##### Given information #####

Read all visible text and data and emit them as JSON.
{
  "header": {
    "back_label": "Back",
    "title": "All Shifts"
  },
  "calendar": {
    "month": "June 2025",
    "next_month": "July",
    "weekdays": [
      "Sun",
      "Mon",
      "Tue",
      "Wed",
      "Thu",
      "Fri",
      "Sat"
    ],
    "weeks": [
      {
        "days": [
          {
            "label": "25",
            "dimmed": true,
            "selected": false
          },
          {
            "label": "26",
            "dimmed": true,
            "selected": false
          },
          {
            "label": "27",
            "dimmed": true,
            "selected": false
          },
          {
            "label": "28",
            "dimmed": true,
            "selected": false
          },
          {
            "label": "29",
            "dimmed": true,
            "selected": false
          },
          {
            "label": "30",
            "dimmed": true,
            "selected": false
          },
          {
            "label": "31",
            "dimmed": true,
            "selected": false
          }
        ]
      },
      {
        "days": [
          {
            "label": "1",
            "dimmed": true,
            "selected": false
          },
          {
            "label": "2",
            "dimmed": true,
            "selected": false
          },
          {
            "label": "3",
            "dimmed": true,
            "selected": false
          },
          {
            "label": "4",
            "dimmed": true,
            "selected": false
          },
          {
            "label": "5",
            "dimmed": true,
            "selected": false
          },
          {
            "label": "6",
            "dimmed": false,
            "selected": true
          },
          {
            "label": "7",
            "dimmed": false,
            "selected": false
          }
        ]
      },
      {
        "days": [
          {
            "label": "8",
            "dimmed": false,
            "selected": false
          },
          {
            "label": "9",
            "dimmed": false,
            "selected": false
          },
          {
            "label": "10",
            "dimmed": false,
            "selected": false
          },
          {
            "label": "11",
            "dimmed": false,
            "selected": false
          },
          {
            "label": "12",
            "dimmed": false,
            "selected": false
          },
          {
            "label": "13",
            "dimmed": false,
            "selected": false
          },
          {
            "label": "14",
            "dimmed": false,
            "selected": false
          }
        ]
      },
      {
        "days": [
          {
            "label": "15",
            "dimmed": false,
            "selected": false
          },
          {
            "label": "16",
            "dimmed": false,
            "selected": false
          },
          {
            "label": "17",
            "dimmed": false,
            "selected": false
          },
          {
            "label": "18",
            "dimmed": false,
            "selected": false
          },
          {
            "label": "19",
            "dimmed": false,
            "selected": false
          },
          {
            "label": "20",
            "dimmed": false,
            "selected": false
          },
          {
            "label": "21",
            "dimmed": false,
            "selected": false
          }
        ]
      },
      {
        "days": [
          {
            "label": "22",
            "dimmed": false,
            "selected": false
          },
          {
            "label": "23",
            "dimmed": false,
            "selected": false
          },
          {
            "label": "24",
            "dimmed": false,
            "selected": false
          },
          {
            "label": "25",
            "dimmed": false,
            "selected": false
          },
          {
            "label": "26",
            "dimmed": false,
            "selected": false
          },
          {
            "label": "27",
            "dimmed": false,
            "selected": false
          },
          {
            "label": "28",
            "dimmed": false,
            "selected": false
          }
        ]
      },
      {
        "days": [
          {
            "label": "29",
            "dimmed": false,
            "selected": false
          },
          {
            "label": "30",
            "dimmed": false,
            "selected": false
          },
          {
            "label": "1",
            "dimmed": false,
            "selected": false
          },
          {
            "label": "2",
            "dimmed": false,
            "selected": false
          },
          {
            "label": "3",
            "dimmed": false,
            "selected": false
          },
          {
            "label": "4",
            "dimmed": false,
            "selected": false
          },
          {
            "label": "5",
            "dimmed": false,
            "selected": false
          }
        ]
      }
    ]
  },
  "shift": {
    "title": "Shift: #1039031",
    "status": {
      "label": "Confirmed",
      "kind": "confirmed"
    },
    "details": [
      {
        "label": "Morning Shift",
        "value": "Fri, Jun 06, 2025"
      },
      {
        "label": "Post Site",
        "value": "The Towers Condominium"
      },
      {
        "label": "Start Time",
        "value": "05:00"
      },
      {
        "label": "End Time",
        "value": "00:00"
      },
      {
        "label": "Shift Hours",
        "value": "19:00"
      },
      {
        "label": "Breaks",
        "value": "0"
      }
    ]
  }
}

#####

Instruction: How many lines of the listing above include the word "title"? Reply with the number alone.

Expected output: 2